ARTICLE
Single Comment

Piece Values[Subject Thread] [Add Response]

H. G. Muller wrote on Sun, May 25, 2008 09:14 AM UTC:

'Do not you realize that forcing Joker80 to do otherwise must reduce its
playing strength significantly from its maximum potential?'

On the contrary, it makes it stronger. The explanation is that by adding a
random value to the evaluation, branches with very many equal end leaves
have a much larger probability to have the highest random bonus amongst
them than a branch that leads to only a single end-leaf of that same
score.

The difference can be observed most dramatically when you evaluate all
positions as zero. This makes all moves totally equivalent at any search
depth. Such a program would always play the first legal move it finds, and
would spend the whole game moving its Rook back and forth between a1 and
b1, while the opponent is eating all its other pieces. OTOH, a program
that evaluates every position as a completely random number starts to play
quite reasonable ches, once the search reaches 8-10 ply. Because it is
biased to seek out moves that lead to pre-horizon nodes that have the
largest number of legal moves, which usually are the positions where the
strongest pieces are still in its possession.

It is always possible to make the random addition so small that it only
decides between moves that would otherwise have exactly equal evaluation.
But this is not optimal, as it would then prefer a move (in the root) that
could lead (after 10 ply or so) to a position of score 53 (centiPawn),
while all other choices later in the PV would lead to -250 or worse, over
a move that could lead to 20 different positions (based on later move
choices) all evaluating as 52cP. But, as the scores were just
approximations based on finite-depth search, two moves later, when it can
look ahead further, all the end-leaf scores will change from what they
were, because those nodes are now no longer end-leaves. The 53 cP might
now be 43cP because deeper search revealed it to disappoint by 10cP. But
alas, there is no choice: the alternatives in this branch might have
changed a little too, but now all range from -200 to -300. Not much help,
whe have to settle for the 43cP...

WHAT TO WORK ON
[a] In the Piece Values comment, what would a program that evaluates all positions as zero spend the whole game doing?
[b] Write the next part of the Piece Values comment, picking up after its final sentence.

(Data entries)
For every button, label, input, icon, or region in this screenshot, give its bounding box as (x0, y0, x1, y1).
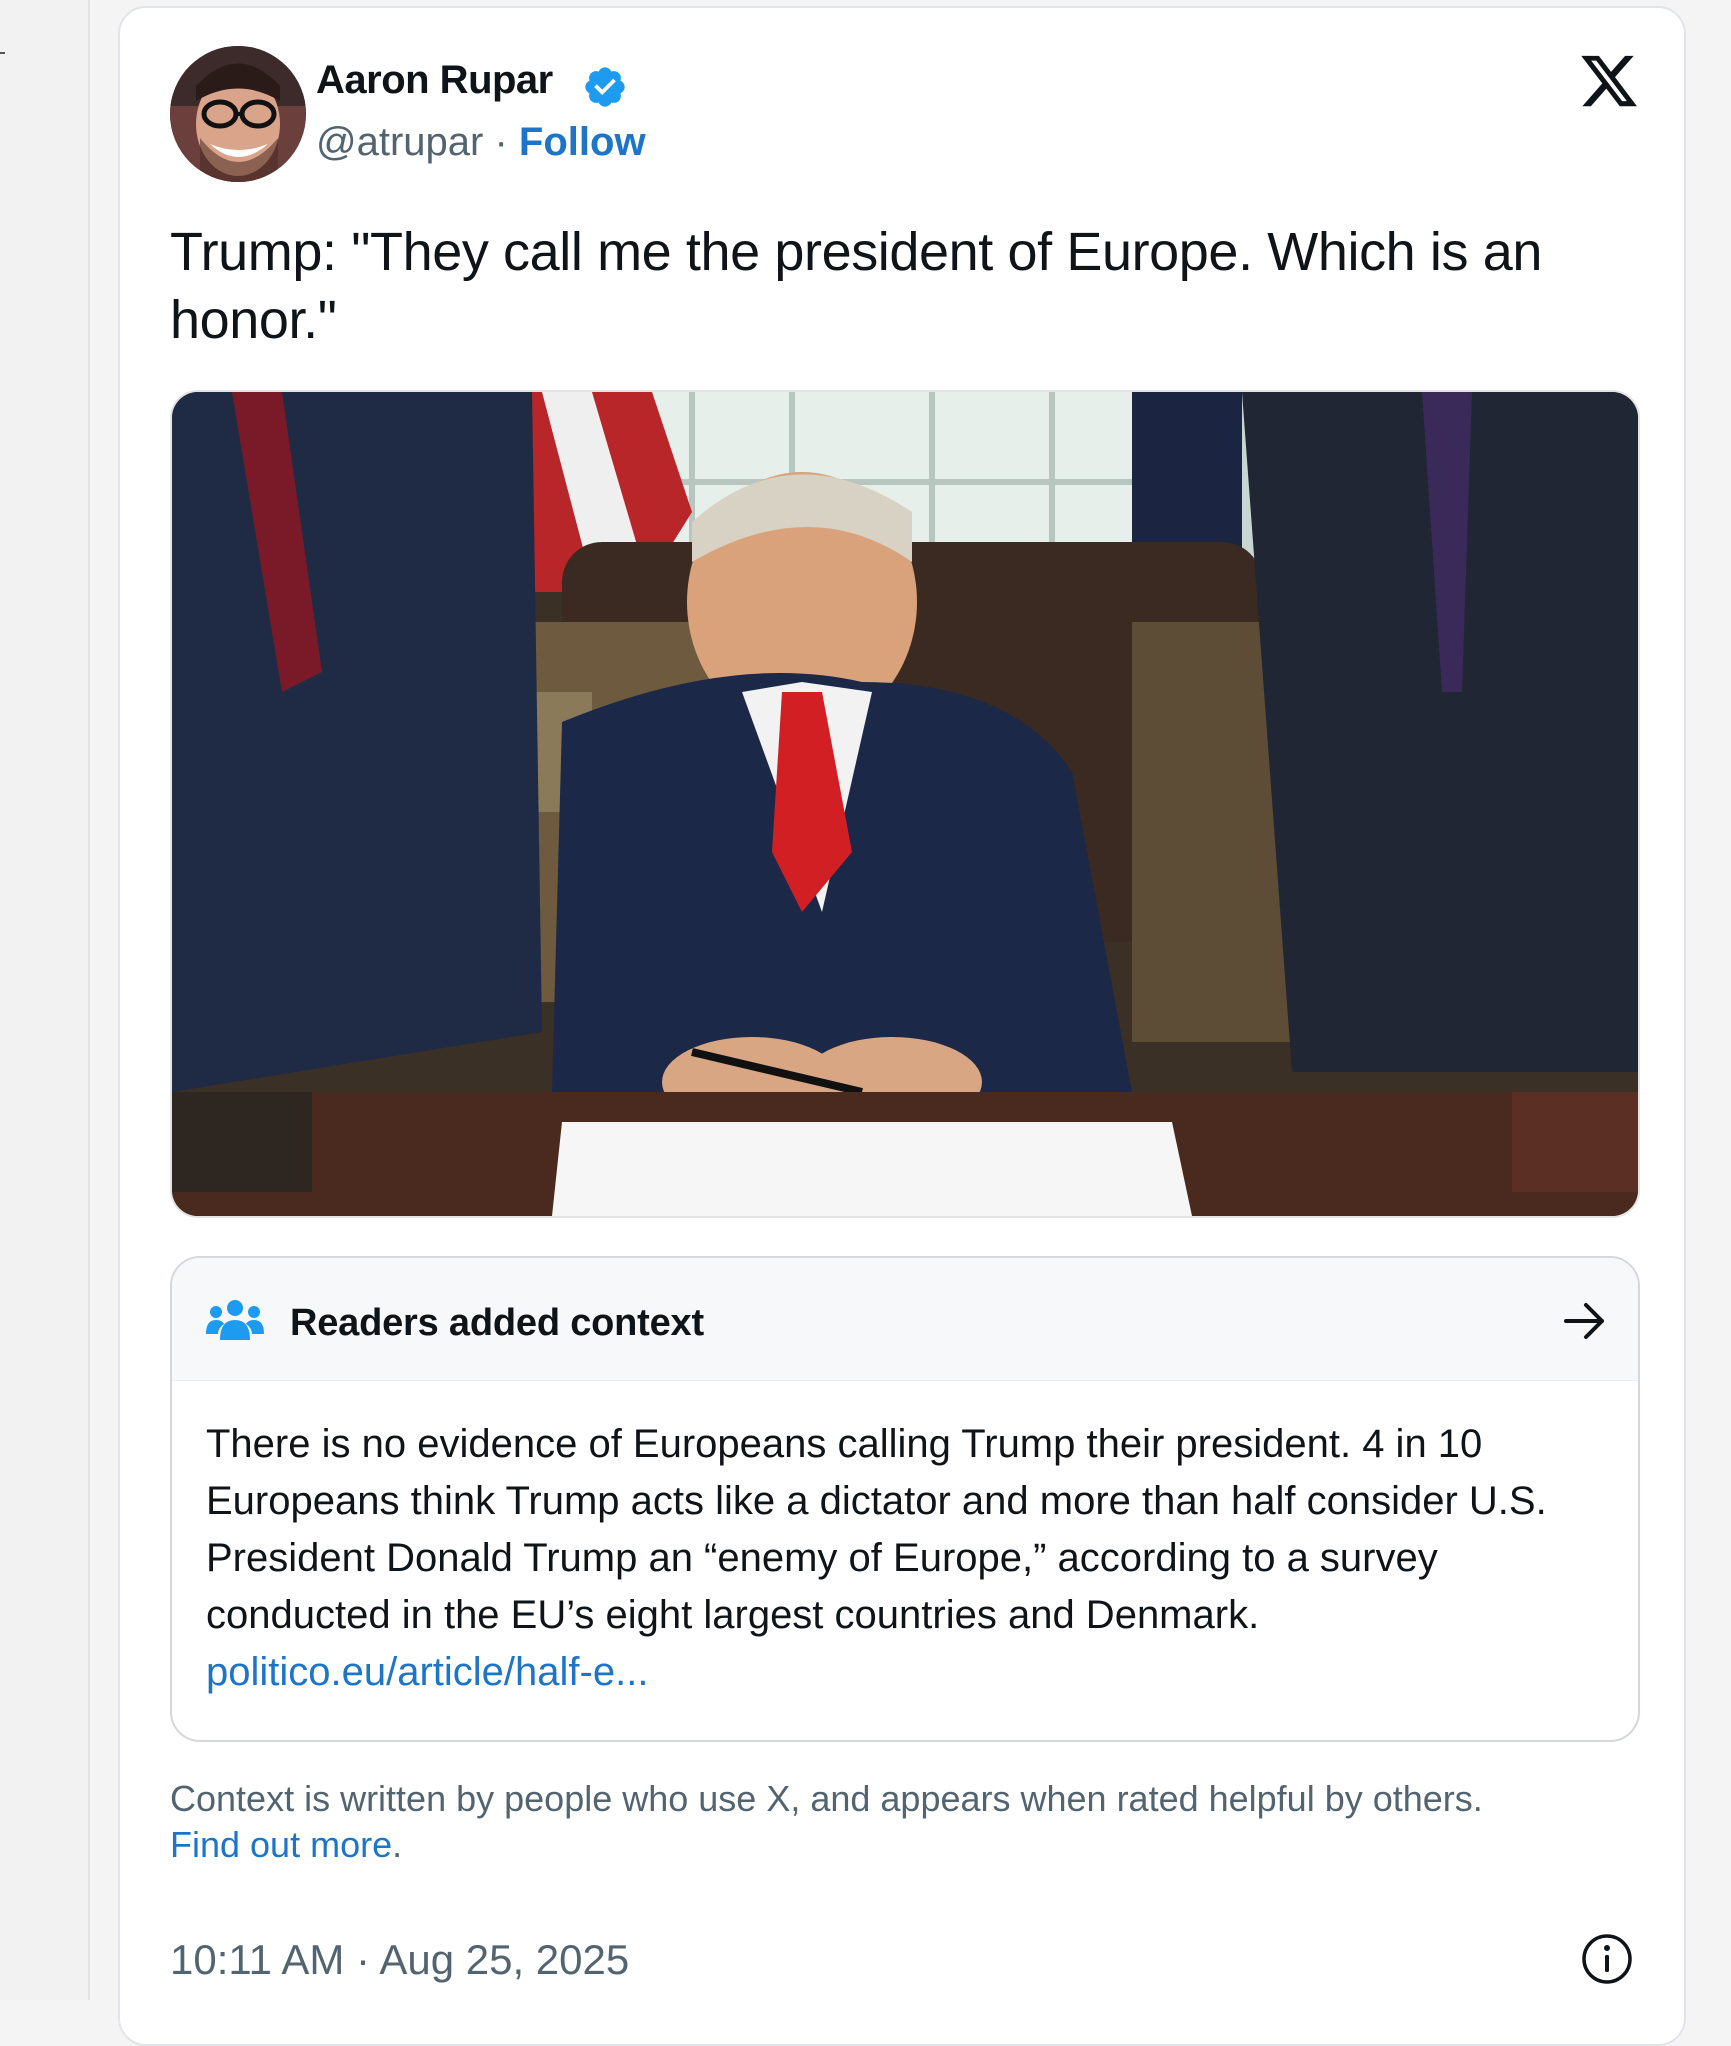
verified-badge-icon (585, 67, 625, 107)
arrow-right-icon[interactable] (1562, 1300, 1608, 1342)
tweet-video-thumbnail[interactable] (170, 390, 1640, 1218)
author-name[interactable]: Aaron Rupar (316, 58, 553, 103)
left-rail (0, 0, 90, 2000)
context-source-link[interactable]: politico.eu/article/half-e... (206, 1644, 1606, 1701)
context-title: Readers added context (290, 1302, 704, 1344)
tweet-text: Trump: "They call me the president of Eu… (170, 222, 1542, 350)
tweet-timestamp[interactable]: 10:11 AM · Aug 25, 2025 (170, 1936, 629, 1984)
tweet-embed-card[interactable]: Aaron Rupar @atrupar · Follow Trump: "Th… (118, 6, 1686, 2046)
footnote-period: . (392, 1824, 403, 1865)
author-avatar[interactable] (170, 46, 306, 182)
find-out-more-link[interactable]: Find out more (170, 1824, 392, 1865)
context-footnote: Context is written by people who use X, … (170, 1776, 1640, 1868)
author-handle[interactable]: @atrupar (316, 120, 483, 164)
community-notes-card[interactable]: Readers added context There is no eviden… (170, 1256, 1640, 1742)
rail-marker (0, 52, 5, 54)
separator-dot: · (494, 120, 508, 164)
context-body: There is no evidence of Europeans callin… (206, 1416, 1606, 1701)
info-icon[interactable] (1580, 1932, 1634, 1986)
author-handle-row: @atrupar · Follow (316, 120, 646, 165)
footnote-text: Context is written by people who use X, … (170, 1778, 1483, 1819)
people-icon (206, 1300, 264, 1340)
x-logo-icon[interactable] (1576, 50, 1642, 112)
community-notes-header[interactable]: Readers added context (172, 1258, 1638, 1381)
follow-button[interactable]: Follow (519, 120, 646, 164)
context-text: There is no evidence of Europeans callin… (206, 1422, 1547, 1637)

ANSWERS IN ORDER
[a] It would spend the whole game moving its Rook back and forth between a1 and b1 while the opponent eats all its other pieces.

[b]
Had it taken the root move that keeps the option open to go to any of the
20 positions of 52cP, it would now see that their scores on deeper search
would have been spread out between 32cP and 72cP, and it could now go for
the 72cP. In other words, the investment of keeping its options open
rather than greedily commit itself to going for an uncertain, only
marginally better score, typically pays off. 

To properly weight the expected pay-back of keeping options that at the
current search depth seem inferior, it must have an idea of the typical
change of a score from one search depth to the next. And match the size of
the random eval addition to that, to make sure that even sligtly (but
insignificantly) worse end-leaves still contribute to enhancing the
probability that the branch will be chosen. Playing a game in the face of
an approximate (and thus noisy) evaluation is all about contingency
planning.

As to the probability theory, you don't seem to be able to see the math
because of the formulae...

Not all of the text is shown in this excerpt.